- _Given information_:

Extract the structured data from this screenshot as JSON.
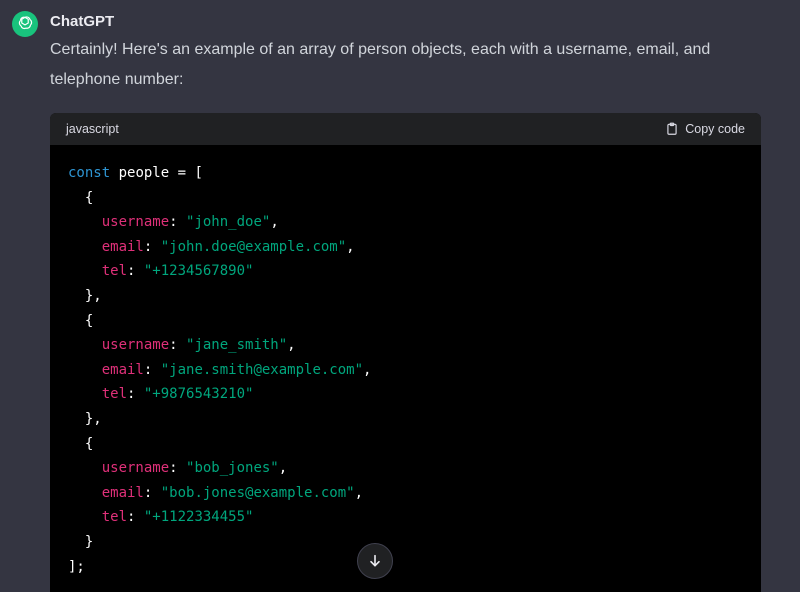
{
  "author": "ChatGPT",
  "message": "Certainly! Here's an example of an array of person objects, each with a username, email, and telephone number:",
  "code_block": {
    "language": "javascript",
    "copy_label": "Copy code",
    "declaration": {
      "keyword": "const",
      "name": "people",
      "operator": " = ",
      "open": "["
    },
    "people": [
      {
        "username": "\"john_doe\"",
        "email": "\"john.doe@example.com\"",
        "tel": "\"+1234567890\""
      },
      {
        "username": "\"jane_smith\"",
        "email": "\"jane.smith@example.com\"",
        "tel": "\"+9876543210\""
      },
      {
        "username": "\"bob_jones\"",
        "email": "\"bob.jones@example.com\"",
        "tel": "\"+1122334455\""
      }
    ],
    "keys": {
      "username": "username",
      "email": "email",
      "tel": "tel"
    },
    "closing": "];"
  },
  "icons": {
    "avatar": "openai-logo-icon",
    "copy": "clipboard-icon",
    "scroll": "arrow-down-icon"
  },
  "colors": {
    "background": "#343541",
    "avatar": "#19c37d",
    "keyword": "#2e95d3",
    "property": "#df3079",
    "string": "#00a67d"
  }
}
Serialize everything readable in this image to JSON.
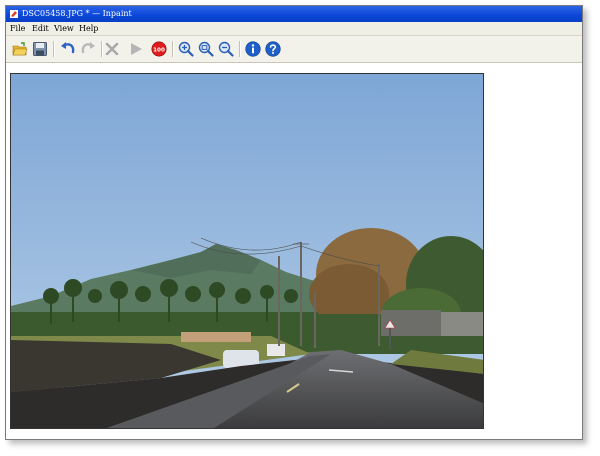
{
  "window": {
    "title": "DSC05458.JPG * — Inpaint"
  },
  "menu": {
    "items": [
      "File",
      "Edit",
      "View",
      "Help"
    ]
  },
  "toolbar": {
    "buttons": [
      {
        "icon": "open-icon"
      },
      {
        "icon": "save-icon"
      },
      {
        "icon": "undo-icon"
      },
      {
        "icon": "redo-icon"
      },
      {
        "icon": "delete-icon"
      },
      {
        "icon": "play-icon"
      },
      {
        "icon": "zoom-100-icon",
        "label": "100"
      },
      {
        "icon": "zoom-in-icon"
      },
      {
        "icon": "zoom-fit-icon"
      },
      {
        "icon": "zoom-out-icon"
      },
      {
        "icon": "info-icon"
      },
      {
        "icon": "help-icon"
      }
    ]
  },
  "colors": {
    "titlebar": "#0a46d8",
    "toolbar_bg": "#f3f2ea",
    "sky": "#8fb1d8"
  }
}
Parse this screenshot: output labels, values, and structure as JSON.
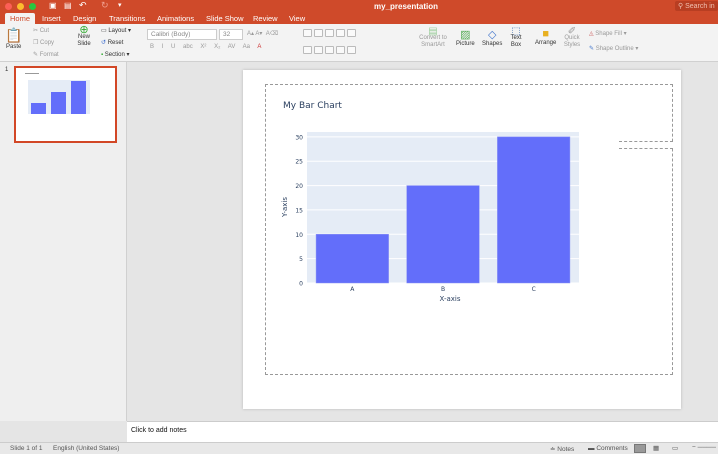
{
  "window": {
    "title": "my_presentation",
    "search_placeholder": "Search in"
  },
  "tabs": [
    {
      "label": "Home",
      "active": true
    },
    {
      "label": "Insert"
    },
    {
      "label": "Design"
    },
    {
      "label": "Transitions"
    },
    {
      "label": "Animations"
    },
    {
      "label": "Slide Show"
    },
    {
      "label": "Review"
    },
    {
      "label": "View"
    }
  ],
  "ribbon": {
    "paste": "Paste",
    "cut": "Cut",
    "copy": "Copy",
    "format": "Format",
    "new_slide": "New Slide",
    "layout": "Layout",
    "reset": "Reset",
    "section": "Section",
    "font": "Calibri (Body)",
    "size": "32",
    "convert": "Convert to SmartArt",
    "picture": "Picture",
    "shapes": "Shapes",
    "textbox": "Text Box",
    "arrange": "Arrange",
    "quick_styles": "Quick Styles",
    "shape_fill": "Shape Fill",
    "shape_outline": "Shape Outline",
    "format_buttons": [
      "B",
      "I",
      "U",
      "abc",
      "X²",
      "X₂"
    ]
  },
  "thumbnail": {
    "number": "1"
  },
  "notes": {
    "placeholder": "Click to add notes"
  },
  "status": {
    "slide": "Slide 1 of 1",
    "language": "English (United States)",
    "notes": "Notes",
    "comments": "Comments"
  },
  "colors": {
    "accent": "#cf4a2a",
    "bar": "#636efa",
    "plot_bg": "#e5ecf6"
  },
  "chart_data": {
    "type": "bar",
    "title": "My Bar Chart",
    "xlabel": "X-axis",
    "ylabel": "Y-axis",
    "categories": [
      "A",
      "B",
      "C"
    ],
    "values": [
      10,
      20,
      30
    ],
    "ylim": [
      0,
      31
    ],
    "yticks": [
      0,
      5,
      10,
      15,
      20,
      25,
      30
    ],
    "grid": true
  }
}
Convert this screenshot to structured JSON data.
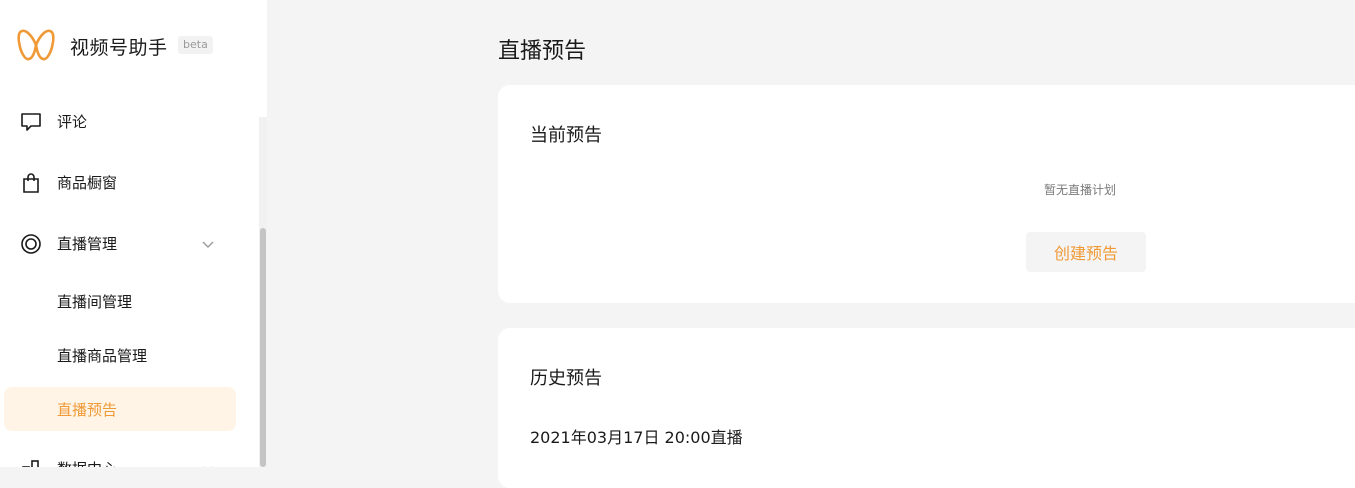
{
  "brand": {
    "name": "视频号助手",
    "badge": "beta",
    "accent_color": "#f09a37"
  },
  "sidebar": {
    "items": [
      {
        "label": "评论",
        "icon": "comment-icon"
      },
      {
        "label": "商品橱窗",
        "icon": "shopping-bag-icon"
      },
      {
        "label": "直播管理",
        "icon": "live-circle-icon",
        "expanded": true
      },
      {
        "label": "数据中心",
        "icon": "data-chart-icon"
      }
    ],
    "live_sub_items": [
      {
        "label": "直播间管理",
        "active": false
      },
      {
        "label": "直播商品管理",
        "active": false
      },
      {
        "label": "直播预告",
        "active": true
      }
    ]
  },
  "main": {
    "title": "直播预告",
    "current": {
      "title": "当前预告",
      "empty_text": "暂无直播计划",
      "create_button": "创建预告"
    },
    "history": {
      "title": "历史预告",
      "items": [
        "2021年03月17日 20:00直播"
      ]
    }
  }
}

- _What this task involves_: Only lines with the string "email" belong in your answer; copy each one.

- _Written answer_:
  "message": "Certainly! Here's an example of an array of person objects, each with a username, email, and telephone number:",
        "email": "\"john.doe@example.com\"",
        "email": "\"jane.smith@example.com\"",
        "email": "\"bob.jones@example.com\"",
      "email": "email",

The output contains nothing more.